Records about charts and figures
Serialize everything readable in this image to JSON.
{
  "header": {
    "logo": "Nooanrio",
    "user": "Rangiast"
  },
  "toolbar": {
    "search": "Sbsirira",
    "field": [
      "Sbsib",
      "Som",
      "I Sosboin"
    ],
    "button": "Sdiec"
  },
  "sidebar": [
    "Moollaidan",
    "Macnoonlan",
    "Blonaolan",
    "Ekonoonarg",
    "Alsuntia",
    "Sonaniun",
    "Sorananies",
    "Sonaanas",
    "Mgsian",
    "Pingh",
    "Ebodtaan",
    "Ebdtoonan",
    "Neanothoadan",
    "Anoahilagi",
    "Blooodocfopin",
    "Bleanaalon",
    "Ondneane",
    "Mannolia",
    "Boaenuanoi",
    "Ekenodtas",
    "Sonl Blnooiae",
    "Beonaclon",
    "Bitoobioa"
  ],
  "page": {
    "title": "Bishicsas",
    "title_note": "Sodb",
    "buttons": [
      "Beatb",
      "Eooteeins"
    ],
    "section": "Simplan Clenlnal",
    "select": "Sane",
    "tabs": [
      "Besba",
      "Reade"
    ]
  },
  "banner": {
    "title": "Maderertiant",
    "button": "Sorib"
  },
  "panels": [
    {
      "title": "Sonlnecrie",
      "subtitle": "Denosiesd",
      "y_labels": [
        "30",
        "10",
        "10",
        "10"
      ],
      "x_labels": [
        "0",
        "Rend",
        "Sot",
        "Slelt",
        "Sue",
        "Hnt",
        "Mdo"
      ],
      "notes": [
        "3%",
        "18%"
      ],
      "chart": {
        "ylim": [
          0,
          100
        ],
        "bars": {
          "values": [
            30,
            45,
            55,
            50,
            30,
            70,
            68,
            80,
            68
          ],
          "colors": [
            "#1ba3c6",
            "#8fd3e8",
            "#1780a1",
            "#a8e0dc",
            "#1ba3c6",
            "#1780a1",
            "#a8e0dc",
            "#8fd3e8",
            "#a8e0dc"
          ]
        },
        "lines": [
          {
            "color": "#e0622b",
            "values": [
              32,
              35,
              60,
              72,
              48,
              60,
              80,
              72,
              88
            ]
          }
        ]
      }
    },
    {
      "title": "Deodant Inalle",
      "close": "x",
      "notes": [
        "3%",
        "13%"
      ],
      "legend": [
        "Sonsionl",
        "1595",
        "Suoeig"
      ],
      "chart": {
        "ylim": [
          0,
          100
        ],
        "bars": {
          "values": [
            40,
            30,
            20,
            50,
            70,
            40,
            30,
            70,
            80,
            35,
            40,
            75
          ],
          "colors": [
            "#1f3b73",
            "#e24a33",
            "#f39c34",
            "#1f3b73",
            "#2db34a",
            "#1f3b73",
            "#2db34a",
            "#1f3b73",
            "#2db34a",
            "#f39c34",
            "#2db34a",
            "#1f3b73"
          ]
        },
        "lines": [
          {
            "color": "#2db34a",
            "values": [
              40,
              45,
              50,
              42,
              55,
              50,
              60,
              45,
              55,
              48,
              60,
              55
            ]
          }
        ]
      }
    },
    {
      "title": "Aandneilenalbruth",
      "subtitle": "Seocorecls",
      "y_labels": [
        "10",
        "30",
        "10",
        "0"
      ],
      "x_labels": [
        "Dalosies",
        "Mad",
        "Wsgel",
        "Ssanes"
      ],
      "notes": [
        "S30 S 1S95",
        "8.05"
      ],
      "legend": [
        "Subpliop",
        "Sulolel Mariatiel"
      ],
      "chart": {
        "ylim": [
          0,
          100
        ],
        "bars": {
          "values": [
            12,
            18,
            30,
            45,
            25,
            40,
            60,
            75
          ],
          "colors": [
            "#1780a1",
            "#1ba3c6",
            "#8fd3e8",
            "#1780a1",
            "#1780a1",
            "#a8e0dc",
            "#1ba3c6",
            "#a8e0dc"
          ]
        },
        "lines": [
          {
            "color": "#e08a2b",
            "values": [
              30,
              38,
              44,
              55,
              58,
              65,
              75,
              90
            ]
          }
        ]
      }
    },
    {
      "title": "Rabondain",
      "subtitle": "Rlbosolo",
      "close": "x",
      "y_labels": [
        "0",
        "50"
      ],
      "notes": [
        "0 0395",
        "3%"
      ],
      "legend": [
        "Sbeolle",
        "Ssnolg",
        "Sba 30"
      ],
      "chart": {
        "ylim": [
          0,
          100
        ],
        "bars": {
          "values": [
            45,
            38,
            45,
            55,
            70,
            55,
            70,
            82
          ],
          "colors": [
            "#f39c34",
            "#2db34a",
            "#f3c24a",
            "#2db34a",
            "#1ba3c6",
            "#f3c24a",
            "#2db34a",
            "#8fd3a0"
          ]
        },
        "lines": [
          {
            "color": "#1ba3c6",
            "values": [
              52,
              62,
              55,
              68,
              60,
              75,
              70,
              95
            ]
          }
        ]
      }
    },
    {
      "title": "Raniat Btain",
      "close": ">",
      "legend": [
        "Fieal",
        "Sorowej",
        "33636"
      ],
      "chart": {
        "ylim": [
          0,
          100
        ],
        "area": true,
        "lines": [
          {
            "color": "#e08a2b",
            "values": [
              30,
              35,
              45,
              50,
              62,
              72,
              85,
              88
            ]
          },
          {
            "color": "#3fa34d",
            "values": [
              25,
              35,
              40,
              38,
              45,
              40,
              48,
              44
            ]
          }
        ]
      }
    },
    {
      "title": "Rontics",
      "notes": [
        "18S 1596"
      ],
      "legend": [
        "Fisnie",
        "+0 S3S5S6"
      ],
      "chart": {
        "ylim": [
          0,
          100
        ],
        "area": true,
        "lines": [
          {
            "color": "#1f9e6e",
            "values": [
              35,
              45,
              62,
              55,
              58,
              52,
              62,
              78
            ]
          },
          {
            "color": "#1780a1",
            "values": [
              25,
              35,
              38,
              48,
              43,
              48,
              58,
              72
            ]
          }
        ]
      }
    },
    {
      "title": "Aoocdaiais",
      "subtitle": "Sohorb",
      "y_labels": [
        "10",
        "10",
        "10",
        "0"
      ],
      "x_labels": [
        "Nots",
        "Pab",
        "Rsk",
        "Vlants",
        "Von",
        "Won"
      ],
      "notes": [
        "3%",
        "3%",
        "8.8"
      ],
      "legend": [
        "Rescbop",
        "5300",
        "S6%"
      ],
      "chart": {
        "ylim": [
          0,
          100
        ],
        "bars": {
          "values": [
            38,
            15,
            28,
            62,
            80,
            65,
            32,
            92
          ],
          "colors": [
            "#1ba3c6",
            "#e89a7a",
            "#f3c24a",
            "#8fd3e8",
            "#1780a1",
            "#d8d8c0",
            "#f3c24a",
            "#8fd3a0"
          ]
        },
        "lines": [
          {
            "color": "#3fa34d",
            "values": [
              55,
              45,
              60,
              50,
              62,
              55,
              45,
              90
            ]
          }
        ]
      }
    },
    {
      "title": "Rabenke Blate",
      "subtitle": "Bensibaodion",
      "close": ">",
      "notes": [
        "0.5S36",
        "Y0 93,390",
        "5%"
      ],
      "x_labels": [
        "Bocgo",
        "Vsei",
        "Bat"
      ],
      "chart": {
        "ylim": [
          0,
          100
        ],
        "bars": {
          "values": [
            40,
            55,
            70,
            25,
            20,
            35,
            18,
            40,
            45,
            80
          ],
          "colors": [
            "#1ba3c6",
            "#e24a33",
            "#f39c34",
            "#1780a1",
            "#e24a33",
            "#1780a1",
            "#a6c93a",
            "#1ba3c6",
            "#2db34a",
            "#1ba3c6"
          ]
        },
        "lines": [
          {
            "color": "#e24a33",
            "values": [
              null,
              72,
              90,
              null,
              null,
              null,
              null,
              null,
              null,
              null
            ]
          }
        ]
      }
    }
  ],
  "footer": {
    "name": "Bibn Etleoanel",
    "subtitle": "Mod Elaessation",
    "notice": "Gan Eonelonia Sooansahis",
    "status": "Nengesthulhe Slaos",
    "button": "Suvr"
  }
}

#### Requirement
Look through the entries above and count each line holding "subtitle"; report the count alone.

#### Result of this task
6